Entries taken from a collection:
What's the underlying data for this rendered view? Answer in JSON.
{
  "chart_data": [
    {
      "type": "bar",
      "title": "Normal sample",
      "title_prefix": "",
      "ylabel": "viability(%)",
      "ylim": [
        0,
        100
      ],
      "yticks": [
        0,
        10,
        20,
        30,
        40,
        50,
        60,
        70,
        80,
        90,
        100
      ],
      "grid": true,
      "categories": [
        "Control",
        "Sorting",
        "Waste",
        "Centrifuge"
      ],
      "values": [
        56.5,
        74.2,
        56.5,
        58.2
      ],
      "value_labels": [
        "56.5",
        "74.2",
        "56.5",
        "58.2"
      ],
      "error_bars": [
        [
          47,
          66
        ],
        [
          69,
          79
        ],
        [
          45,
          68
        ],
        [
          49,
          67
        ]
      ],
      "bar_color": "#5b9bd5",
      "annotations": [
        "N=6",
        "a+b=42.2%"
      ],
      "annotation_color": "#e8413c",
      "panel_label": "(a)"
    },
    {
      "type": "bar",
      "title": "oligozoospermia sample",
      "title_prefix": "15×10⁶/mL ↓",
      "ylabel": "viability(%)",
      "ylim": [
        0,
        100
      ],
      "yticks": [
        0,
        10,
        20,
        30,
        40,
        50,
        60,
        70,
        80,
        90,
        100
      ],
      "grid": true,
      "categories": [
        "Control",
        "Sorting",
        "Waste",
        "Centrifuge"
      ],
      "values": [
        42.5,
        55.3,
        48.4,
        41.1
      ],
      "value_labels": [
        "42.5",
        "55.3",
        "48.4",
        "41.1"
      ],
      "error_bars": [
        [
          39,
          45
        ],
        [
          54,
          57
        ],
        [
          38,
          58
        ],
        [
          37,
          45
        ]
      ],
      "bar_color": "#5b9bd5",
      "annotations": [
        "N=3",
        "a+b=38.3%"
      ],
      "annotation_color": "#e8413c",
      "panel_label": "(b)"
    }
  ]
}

- [Task brief] Give the entries again in full, exactly as they are written.

- [Completed exercise]
What's the underlying data for this rendered view? Answer in JSON.
{
  "chart_data": [
    {
      "type": "bar",
      "title": "Normal sample",
      "title_prefix": "",
      "ylabel": "viability(%)",
      "ylim": [
        0,
        100
      ],
      "yticks": [
        0,
        10,
        20,
        30,
        40,
        50,
        60,
        70,
        80,
        90,
        100
      ],
      "grid": true,
      "categories": [
        "Control",
        "Sorting",
        "Waste",
        "Centrifuge"
      ],
      "values": [
        56.5,
        74.2,
        56.5,
        58.2
      ],
      "value_labels": [
        "56.5",
        "74.2",
        "56.5",
        "58.2"
      ],
      "error_bars": [
        [
          47,
          66
        ],
        [
          69,
          79
        ],
        [
          45,
          68
        ],
        [
          49,
          67
        ]
      ],
      "bar_color": "#5b9bd5",
      "annotations": [
        "N=6",
        "a+b=42.2%"
      ],
      "annotation_color": "#e8413c",
      "panel_label": "(a)"
    },
    {
      "type": "bar",
      "title": "oligozoospermia sample",
      "title_prefix": "15×10⁶/mL ↓",
      "ylabel": "viability(%)",
      "ylim": [
        0,
        100
      ],
      "yticks": [
        0,
        10,
        20,
        30,
        40,
        50,
        60,
        70,
        80,
        90,
        100
      ],
      "grid": true,
      "categories": [
        "Control",
        "Sorting",
        "Waste",
        "Centrifuge"
      ],
      "values": [
        42.5,
        55.3,
        48.4,
        41.1
      ],
      "value_labels": [
        "42.5",
        "55.3",
        "48.4",
        "41.1"
      ],
      "error_bars": [
        [
          39,
          45
        ],
        [
          54,
          57
        ],
        [
          38,
          58
        ],
        [
          37,
          45
        ]
      ],
      "bar_color": "#5b9bd5",
      "annotations": [
        "N=3",
        "a+b=38.3%"
      ],
      "annotation_color": "#e8413c",
      "panel_label": "(b)"
    }
  ]
}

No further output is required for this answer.